### Given text:
================

It is not right to put down other religions.  But we should not confuse a put-down with analysis.   It is important to revere what is good in other people's ways, as our Yenghe Hataam prayer teaches us.  To look for similarities with other religions, as we do with inter-faith activities, increases our appreciation for other religions, helps to dissolve the prejudices caused by fear of the unknown, and increases friendship.  Different religions are just different ways for man to grow spiritually, and relate to the divine -- each religion filling the particular needs of those who choose its path.  Indeed, I am not really comfortable pointing out differences between Zarathushtra's thought, and other religions.  I would much prefer to look for, and dwell on, similarities.  But we have been raised in societies dominated by the major religions, and have unconsciously absorbed into our thinking,  some of their teachings and mind-sets.  To truly understand our religion, and make an informed decision as to whether it fills our spiritual needs, it is also important to know how Zarathushtra's original teachings differ from the teachings of other religions.

================

### Input:
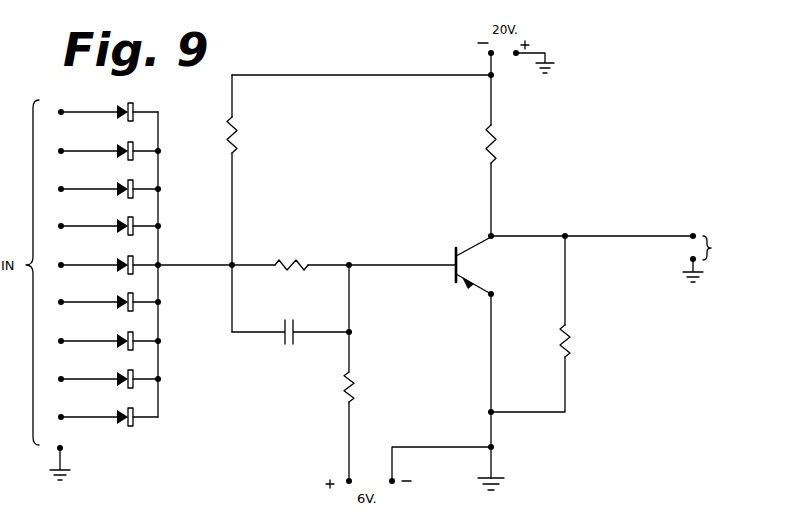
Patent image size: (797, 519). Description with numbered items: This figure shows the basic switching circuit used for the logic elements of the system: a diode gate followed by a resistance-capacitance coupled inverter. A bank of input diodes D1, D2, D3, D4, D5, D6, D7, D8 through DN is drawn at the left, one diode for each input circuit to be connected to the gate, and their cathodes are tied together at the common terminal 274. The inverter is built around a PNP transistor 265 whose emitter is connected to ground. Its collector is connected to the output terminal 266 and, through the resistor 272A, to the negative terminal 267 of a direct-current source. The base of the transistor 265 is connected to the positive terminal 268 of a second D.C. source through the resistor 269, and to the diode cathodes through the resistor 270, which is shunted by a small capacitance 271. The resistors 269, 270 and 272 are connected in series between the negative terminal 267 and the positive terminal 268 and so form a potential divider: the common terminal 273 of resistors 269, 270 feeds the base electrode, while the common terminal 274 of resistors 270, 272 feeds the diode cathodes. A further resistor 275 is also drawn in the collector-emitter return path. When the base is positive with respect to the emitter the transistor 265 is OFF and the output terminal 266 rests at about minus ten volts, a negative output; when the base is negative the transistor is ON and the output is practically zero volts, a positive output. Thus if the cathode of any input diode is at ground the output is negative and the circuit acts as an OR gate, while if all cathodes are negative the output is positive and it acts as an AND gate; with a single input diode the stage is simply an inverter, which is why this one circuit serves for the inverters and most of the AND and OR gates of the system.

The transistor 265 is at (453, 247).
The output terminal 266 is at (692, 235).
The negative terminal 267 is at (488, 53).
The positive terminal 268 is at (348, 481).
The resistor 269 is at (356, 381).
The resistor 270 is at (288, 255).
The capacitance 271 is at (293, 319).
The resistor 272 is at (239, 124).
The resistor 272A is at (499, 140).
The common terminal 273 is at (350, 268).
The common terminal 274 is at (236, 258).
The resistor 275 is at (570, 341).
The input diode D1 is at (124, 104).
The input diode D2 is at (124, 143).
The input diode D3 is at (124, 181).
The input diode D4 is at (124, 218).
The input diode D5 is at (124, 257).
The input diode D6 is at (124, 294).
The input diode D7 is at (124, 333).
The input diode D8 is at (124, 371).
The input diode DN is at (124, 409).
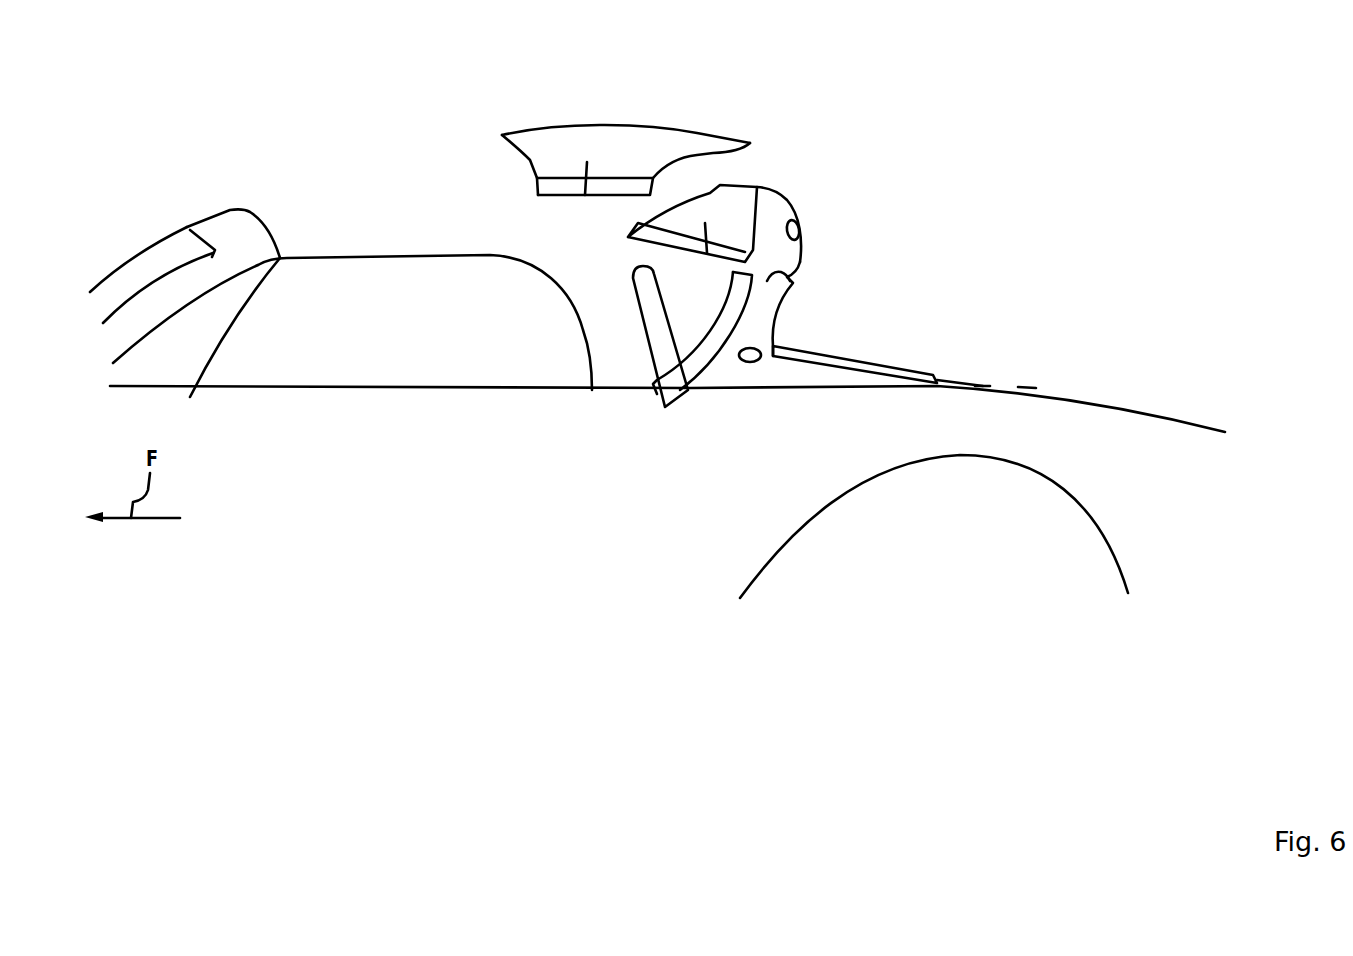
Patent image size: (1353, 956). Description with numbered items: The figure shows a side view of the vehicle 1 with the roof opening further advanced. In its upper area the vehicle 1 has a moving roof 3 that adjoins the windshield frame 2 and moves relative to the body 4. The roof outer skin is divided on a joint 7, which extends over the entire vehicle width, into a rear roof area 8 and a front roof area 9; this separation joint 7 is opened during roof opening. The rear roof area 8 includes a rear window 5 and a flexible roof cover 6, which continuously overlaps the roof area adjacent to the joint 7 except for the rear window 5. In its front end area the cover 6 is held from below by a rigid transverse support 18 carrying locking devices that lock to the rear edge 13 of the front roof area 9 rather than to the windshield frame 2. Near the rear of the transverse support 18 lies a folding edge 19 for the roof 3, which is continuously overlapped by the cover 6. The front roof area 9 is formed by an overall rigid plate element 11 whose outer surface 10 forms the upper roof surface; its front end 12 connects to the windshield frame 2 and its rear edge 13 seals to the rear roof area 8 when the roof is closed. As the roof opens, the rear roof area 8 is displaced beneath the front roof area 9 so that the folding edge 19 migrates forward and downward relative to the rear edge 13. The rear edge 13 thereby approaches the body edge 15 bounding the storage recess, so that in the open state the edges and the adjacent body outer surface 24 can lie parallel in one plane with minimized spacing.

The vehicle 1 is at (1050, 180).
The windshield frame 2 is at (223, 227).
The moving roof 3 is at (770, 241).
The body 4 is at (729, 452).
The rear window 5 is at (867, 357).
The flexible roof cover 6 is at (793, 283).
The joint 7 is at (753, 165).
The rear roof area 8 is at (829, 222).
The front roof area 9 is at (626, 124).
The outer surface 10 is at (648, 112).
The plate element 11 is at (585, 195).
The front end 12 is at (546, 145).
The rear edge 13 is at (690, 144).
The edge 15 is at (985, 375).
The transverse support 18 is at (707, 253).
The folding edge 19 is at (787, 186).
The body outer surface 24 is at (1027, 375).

================

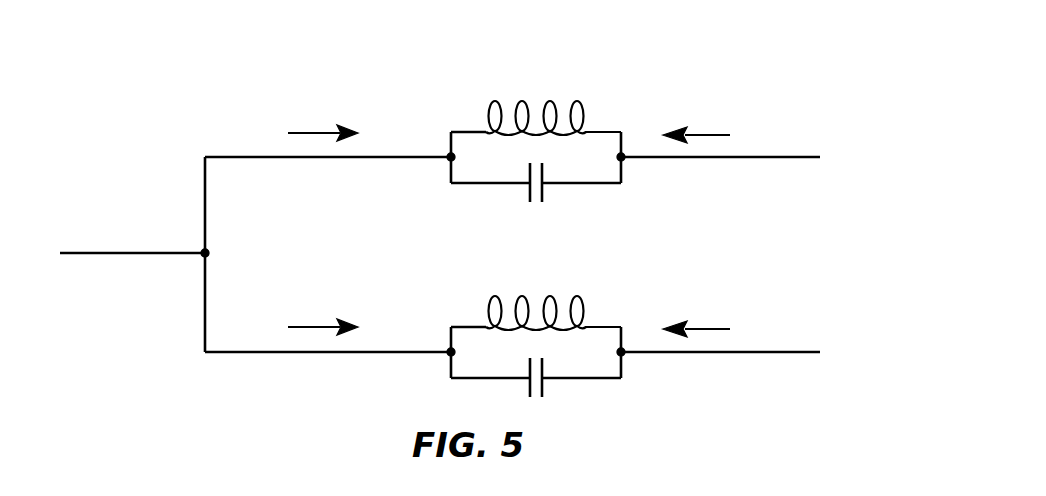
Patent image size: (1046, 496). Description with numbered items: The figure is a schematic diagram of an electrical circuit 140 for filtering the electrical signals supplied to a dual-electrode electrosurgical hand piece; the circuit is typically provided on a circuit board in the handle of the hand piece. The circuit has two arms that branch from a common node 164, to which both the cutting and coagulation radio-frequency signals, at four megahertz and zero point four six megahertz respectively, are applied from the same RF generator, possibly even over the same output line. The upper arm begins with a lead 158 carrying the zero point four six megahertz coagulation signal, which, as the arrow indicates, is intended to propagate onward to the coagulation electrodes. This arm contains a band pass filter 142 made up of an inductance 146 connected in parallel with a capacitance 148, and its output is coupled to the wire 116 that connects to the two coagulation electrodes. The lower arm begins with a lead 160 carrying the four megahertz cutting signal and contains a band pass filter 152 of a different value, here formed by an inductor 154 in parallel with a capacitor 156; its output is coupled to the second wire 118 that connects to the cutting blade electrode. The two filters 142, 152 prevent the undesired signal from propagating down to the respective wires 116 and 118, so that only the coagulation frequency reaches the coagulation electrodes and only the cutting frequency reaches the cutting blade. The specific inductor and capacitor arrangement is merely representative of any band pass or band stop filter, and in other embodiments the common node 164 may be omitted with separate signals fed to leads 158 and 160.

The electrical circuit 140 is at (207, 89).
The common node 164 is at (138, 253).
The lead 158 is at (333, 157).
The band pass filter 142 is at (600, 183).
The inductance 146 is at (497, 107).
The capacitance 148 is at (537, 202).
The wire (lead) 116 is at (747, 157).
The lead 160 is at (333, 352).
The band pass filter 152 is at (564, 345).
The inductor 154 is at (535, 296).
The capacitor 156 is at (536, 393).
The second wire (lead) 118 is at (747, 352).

================

### Exercises:
a: In the text on other religions, which prayer teaches that it is important to revere what is good in other people's ways?
b: Put the rows starting with the line that contains "Patent image size: (1353, 956)." and going on through the line that contains "The windshield frame 2 is at (223, 227)." into a Markdown table with the columns No. and Line, leaving out blank lines.

### Results for the exercise:
a: The Yenghe Hataam prayer.

b:
| No. | Line |
|---|---|
| 1 | Patent image size: (1353, 956). Description with numbered items: The figure shows a side view of the vehicle 1 with the roof opening further advanced. In its upper area the vehicle 1 has a moving roof 3 that adjoins the windshield frame 2 and moves relative to the body 4. The roof outer skin is divided on a joint 7, which extends over the entire vehicle width, into a rear roof area 8 and a front roof area 9; this separation joint 7 is opened during roof opening. The rear roof area 8 includes a rear window 5 and a flexible roof cover 6, which continuously overlaps the roof area adjacent to the joint 7 except for the rear window 5. In its front end area the cover 6 is held from below by a rigid transverse support 18 carrying locking devices that lock to the rear edge 13 of the front roof area 9 rather than to the windshield frame 2. Near the rear of the transverse support 18 lies a folding edge 19 for the roof 3, which is continuously overlapped by the cover 6. The front roof area 9 is formed by an overall rigid plate element 11 whose outer surface 10 forms the upper roof surface; its front end 12 connects to the windshield frame 2 and its rear edge 13 seals to the rear roof area 8 when the roof is closed. As the roof opens, the rear roof area 8 is displaced beneath the front roof area 9 so that the folding edge 19 migrates forward and downward relative to the rear edge 13. The rear edge 13 thereby approaches the body edge 15 bounding the storage recess, so that in the open state the edges and the adjacent body outer surface 24 can lie parallel in one plane with minimized spacing. |
| 2 | The vehicle 1 is at (1050, 180). |
| 3 | The windshield frame 2 is at (223, 227). |